◆ **Task requirements**
Transcribe all the entries word for word, omitting any pictures they contain.

◆ **Given information**
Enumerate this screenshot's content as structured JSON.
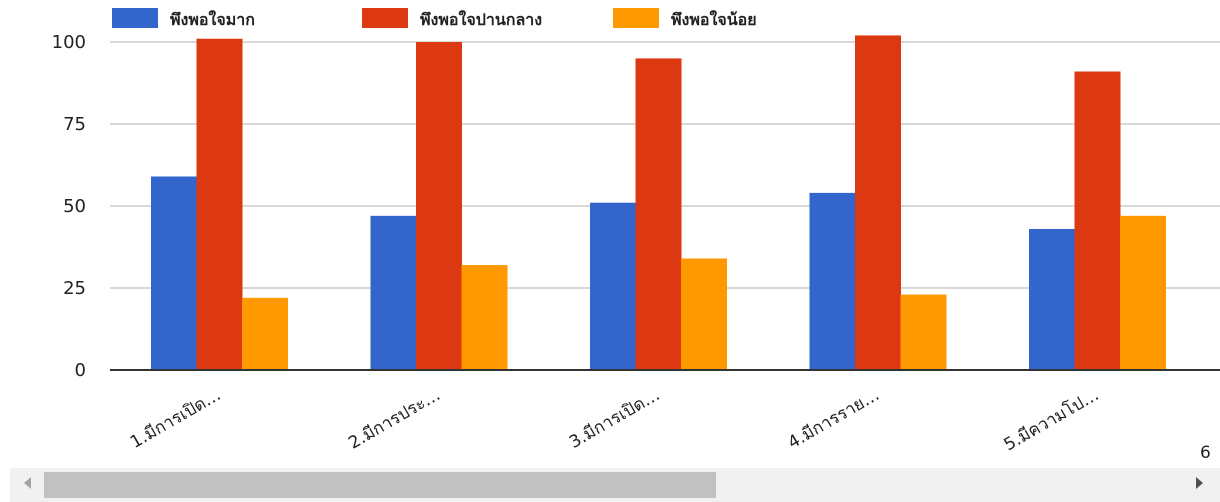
{
  "chart_data": {
    "type": "bar",
    "title": "",
    "xlabel": "",
    "ylabel": "",
    "ylim": [
      0,
      100
    ],
    "yticks": [
      0,
      25,
      50,
      75,
      100
    ],
    "grid": true,
    "legend_position": "top",
    "categories": [
      "1.มีการเปิด…",
      "2.มีการประ…",
      "3.มีการเปิด…",
      "4.มีการราย…",
      "5.มีความโป…"
    ],
    "overflow_category_label": "6",
    "series": [
      {
        "name": "พึงพอใจมาก",
        "color": "#3366cc",
        "values": [
          59,
          47,
          51,
          54,
          43
        ]
      },
      {
        "name": "พึงพอใจปานกลาง",
        "color": "#dc3912",
        "values": [
          101,
          100,
          95,
          102,
          91
        ]
      },
      {
        "name": "พึงพอใจน้อย",
        "color": "#ff9900",
        "values": [
          22,
          32,
          34,
          23,
          47
        ]
      }
    ]
  }
}
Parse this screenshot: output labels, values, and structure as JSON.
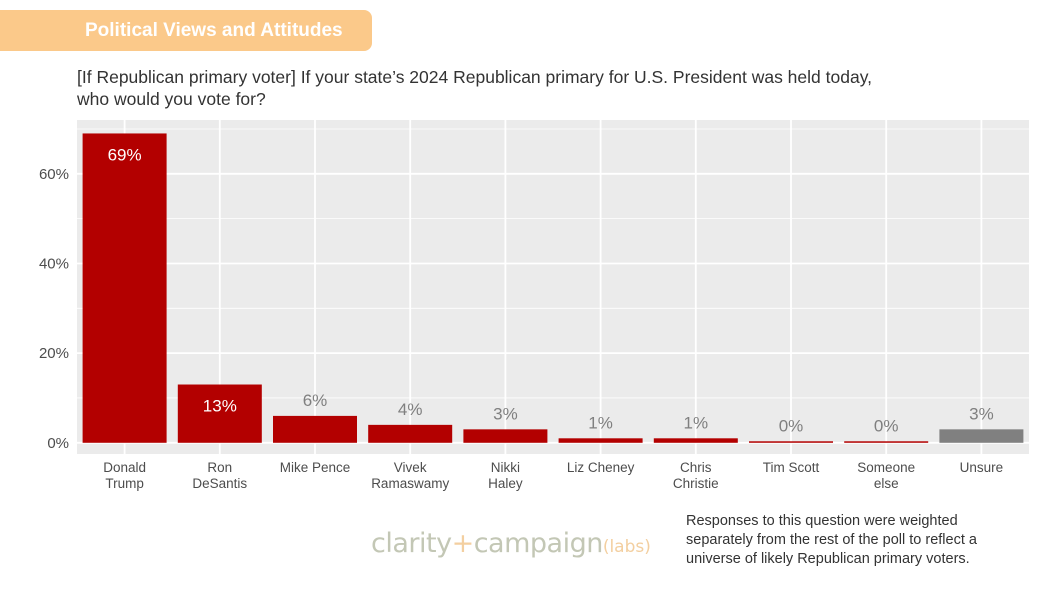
{
  "header": {
    "section_title": "Political Views and Attitudes"
  },
  "question": {
    "line1": "[If Republican primary voter] If your state’s 2024 Republican primary for U.S. President was held today,",
    "line2": "who would you vote for?"
  },
  "footnote": {
    "line1": "Responses to this question were weighted",
    "line2": "separately from the rest of the poll to reflect a",
    "line3": "universe of likely Republican primary voters."
  },
  "logo": {
    "part1": "clarity",
    "plus": "+",
    "part2": "campaign",
    "labs": "(labs)"
  },
  "colors": {
    "bar_red": "#b30000",
    "bar_unsure": "#808080",
    "panel_bg": "#ebebeb",
    "grid": "#ffffff",
    "header_bg": "#fbc98a"
  },
  "chart_data": {
    "type": "bar",
    "categories": [
      [
        "Donald",
        "Trump"
      ],
      [
        "Ron",
        "DeSantis"
      ],
      [
        "Mike Pence"
      ],
      [
        "Vivek",
        "Ramaswamy"
      ],
      [
        "Nikki",
        "Haley"
      ],
      [
        "Liz Cheney"
      ],
      [
        "Chris",
        "Christie"
      ],
      [
        "Tim Scott"
      ],
      [
        "Someone",
        "else"
      ],
      [
        "Unsure"
      ]
    ],
    "values": [
      69,
      13,
      6,
      4,
      3,
      1,
      1,
      0,
      0,
      3
    ],
    "data_labels": [
      "69%",
      "13%",
      "6%",
      "4%",
      "3%",
      "1%",
      "1%",
      "0%",
      "0%",
      "3%"
    ],
    "bar_colors": [
      "#b30000",
      "#b30000",
      "#b30000",
      "#b30000",
      "#b30000",
      "#b30000",
      "#b30000",
      "#b30000",
      "#b30000",
      "#808080"
    ],
    "y_ticks": [
      0,
      20,
      40,
      60
    ],
    "y_tick_labels": [
      "0%",
      "20%",
      "40%",
      "60%"
    ],
    "ylim": [
      -2.5,
      72
    ],
    "grid": true
  }
}
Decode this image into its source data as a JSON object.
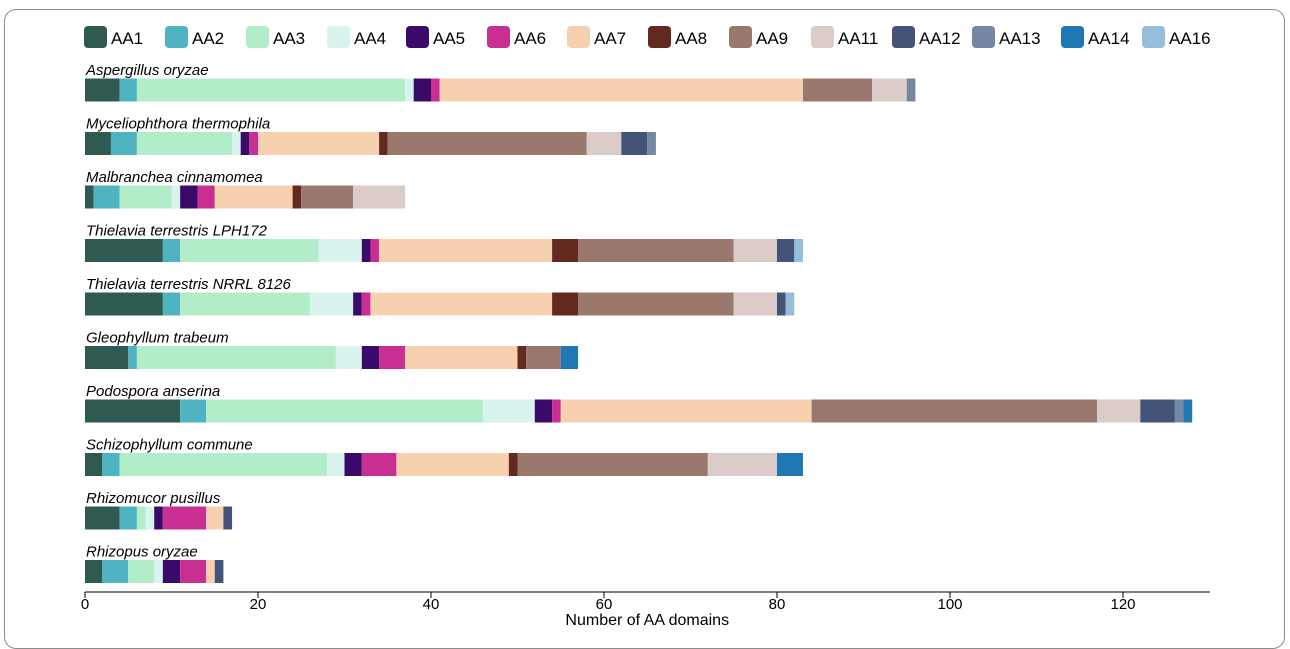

◆ **Exercise output**
Enumerate this screenshot's content as structured JSON.
{
  "chart_data": {
    "type": "bar",
    "title": "",
    "xlabel": "",
    "ylabel": "",
    "ylim": [
      0,
      100
    ],
    "yticks": [
      0,
      25,
      50,
      75,
      100
    ],
    "grid": true,
    "legend_position": "top",
    "categories": [
      "1.มีการเปิด…",
      "2.มีการประ…",
      "3.มีการเปิด…",
      "4.มีการราย…",
      "5.มีความโป…"
    ],
    "overflow_category_label": "6",
    "series": [
      {
        "name": "พึงพอใจมาก",
        "color": "#3366cc",
        "values": [
          59,
          47,
          51,
          54,
          43
        ]
      },
      {
        "name": "พึงพอใจปานกลาง",
        "color": "#dc3912",
        "values": [
          101,
          100,
          95,
          102,
          91
        ]
      },
      {
        "name": "พึงพอใจน้อย",
        "color": "#ff9900",
        "values": [
          22,
          32,
          34,
          23,
          47
        ]
      }
    ]
  }
}
Parse this screenshot: output labels, values, and structure as JSON.
{
  "header": {
    "section_title": "Political Views and Attitudes"
  },
  "question": {
    "line1": "[If Republican primary voter] If your state’s 2024 Republican primary for U.S. President was held today,",
    "line2": "who would you vote for?"
  },
  "footnote": {
    "line1": "Responses to this question were weighted",
    "line2": "separately from the rest of the poll to reflect a",
    "line3": "universe of likely Republican primary voters."
  },
  "logo": {
    "part1": "clarity",
    "plus": "+",
    "part2": "campaign",
    "labs": "(labs)"
  },
  "colors": {
    "bar_red": "#b30000",
    "bar_unsure": "#808080",
    "panel_bg": "#ebebeb",
    "grid": "#ffffff",
    "header_bg": "#fbc98a"
  },
  "chart_data": {
    "type": "bar",
    "categories": [
      [
        "Donald",
        "Trump"
      ],
      [
        "Ron",
        "DeSantis"
      ],
      [
        "Mike Pence"
      ],
      [
        "Vivek",
        "Ramaswamy"
      ],
      [
        "Nikki",
        "Haley"
      ],
      [
        "Liz Cheney"
      ],
      [
        "Chris",
        "Christie"
      ],
      [
        "Tim Scott"
      ],
      [
        "Someone",
        "else"
      ],
      [
        "Unsure"
      ]
    ],
    "values": [
      69,
      13,
      6,
      4,
      3,
      1,
      1,
      0,
      0,
      3
    ],
    "data_labels": [
      "69%",
      "13%",
      "6%",
      "4%",
      "3%",
      "1%",
      "1%",
      "0%",
      "0%",
      "3%"
    ],
    "bar_colors": [
      "#b30000",
      "#b30000",
      "#b30000",
      "#b30000",
      "#b30000",
      "#b30000",
      "#b30000",
      "#b30000",
      "#b30000",
      "#808080"
    ],
    "y_ticks": [
      0,
      20,
      40,
      60
    ],
    "y_tick_labels": [
      "0%",
      "20%",
      "40%",
      "60%"
    ],
    "ylim": [
      -2.5,
      72
    ],
    "grid": true
  }
}
Decode this image into its source data as a JSON object.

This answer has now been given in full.